> _Written task_
In the data that follows, count the lines in which the word "功能和残疾" occurs, and report that figure alone.

> _Listed entries_
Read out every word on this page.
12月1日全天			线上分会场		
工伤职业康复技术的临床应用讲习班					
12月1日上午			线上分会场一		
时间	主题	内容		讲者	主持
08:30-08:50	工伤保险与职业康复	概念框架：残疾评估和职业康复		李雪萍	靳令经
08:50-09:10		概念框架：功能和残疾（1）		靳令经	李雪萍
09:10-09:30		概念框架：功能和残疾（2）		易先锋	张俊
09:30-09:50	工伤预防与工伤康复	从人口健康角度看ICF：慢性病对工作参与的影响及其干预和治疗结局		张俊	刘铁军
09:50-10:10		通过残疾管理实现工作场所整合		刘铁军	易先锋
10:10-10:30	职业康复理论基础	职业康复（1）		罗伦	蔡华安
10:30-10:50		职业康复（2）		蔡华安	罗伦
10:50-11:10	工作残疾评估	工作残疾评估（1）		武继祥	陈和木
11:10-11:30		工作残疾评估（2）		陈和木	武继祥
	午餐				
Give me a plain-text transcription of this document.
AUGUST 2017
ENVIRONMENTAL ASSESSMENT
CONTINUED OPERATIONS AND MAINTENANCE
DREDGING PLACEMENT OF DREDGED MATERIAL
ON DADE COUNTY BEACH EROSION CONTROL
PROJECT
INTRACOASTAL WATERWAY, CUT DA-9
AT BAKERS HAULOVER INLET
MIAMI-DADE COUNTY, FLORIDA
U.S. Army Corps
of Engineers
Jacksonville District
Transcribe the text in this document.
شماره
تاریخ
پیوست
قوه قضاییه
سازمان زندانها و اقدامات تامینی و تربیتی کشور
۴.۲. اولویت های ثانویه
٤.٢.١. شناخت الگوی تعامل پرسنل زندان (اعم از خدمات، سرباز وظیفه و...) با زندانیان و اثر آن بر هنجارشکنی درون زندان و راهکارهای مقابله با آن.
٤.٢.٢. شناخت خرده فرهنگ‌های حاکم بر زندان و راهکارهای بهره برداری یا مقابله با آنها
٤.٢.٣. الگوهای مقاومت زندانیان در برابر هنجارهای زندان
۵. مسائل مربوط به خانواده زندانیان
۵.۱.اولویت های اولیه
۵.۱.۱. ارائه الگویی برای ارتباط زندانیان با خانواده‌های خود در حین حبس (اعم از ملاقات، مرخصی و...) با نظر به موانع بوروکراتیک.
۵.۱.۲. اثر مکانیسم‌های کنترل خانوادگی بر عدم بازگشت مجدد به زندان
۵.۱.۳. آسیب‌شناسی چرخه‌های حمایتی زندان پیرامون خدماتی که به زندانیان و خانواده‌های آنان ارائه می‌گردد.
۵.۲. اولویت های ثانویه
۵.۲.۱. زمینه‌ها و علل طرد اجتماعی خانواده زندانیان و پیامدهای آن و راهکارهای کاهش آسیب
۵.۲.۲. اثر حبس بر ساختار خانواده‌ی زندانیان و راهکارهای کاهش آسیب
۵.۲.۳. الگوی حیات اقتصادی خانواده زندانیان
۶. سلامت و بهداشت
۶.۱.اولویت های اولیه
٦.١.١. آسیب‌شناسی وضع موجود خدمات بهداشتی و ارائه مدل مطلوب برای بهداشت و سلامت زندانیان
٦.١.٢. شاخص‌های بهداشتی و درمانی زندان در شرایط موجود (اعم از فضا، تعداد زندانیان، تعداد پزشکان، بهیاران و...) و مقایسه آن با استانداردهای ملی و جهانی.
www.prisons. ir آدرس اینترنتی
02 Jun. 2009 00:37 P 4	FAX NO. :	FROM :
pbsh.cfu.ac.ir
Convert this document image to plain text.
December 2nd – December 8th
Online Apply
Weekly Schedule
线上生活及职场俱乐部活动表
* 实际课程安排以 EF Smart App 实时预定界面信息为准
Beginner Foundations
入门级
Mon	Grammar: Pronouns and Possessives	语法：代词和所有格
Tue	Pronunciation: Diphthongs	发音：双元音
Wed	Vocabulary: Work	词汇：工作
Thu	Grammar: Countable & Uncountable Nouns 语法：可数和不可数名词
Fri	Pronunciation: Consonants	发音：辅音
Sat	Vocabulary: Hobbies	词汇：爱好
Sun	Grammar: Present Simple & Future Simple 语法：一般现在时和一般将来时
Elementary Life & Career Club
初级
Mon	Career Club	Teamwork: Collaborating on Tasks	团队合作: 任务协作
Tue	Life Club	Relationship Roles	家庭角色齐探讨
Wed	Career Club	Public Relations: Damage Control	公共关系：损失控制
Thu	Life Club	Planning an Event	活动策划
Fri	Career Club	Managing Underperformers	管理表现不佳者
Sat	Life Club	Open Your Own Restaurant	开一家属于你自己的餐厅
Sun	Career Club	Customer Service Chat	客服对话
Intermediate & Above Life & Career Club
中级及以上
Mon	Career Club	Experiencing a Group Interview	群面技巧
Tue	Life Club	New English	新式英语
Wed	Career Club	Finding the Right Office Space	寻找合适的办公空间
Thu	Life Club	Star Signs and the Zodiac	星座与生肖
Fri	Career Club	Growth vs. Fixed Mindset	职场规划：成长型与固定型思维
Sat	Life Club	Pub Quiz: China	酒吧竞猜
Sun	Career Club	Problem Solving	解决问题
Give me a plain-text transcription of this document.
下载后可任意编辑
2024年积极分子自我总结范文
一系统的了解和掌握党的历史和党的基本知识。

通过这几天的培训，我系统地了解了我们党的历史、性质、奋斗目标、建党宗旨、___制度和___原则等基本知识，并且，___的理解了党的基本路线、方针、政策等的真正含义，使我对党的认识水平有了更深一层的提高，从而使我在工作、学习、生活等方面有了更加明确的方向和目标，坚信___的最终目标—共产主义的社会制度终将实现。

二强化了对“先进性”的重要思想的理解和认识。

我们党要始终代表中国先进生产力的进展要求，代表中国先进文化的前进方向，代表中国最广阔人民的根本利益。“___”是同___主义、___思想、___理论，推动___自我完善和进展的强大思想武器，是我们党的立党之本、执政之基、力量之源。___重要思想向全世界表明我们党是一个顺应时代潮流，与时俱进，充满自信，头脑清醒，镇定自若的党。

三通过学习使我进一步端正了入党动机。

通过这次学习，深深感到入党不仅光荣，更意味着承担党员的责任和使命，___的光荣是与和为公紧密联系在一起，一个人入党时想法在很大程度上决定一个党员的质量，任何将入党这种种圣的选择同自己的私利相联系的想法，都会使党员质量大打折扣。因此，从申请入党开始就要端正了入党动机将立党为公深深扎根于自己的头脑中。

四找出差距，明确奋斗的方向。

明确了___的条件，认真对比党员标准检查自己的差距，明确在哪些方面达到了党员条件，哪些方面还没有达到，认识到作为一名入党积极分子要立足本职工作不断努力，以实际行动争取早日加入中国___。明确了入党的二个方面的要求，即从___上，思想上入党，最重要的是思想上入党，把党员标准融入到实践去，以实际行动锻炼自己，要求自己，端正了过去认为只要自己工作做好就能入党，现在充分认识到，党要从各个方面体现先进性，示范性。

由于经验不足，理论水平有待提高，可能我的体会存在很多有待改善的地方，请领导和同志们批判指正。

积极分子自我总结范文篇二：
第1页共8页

> _Correct output_
2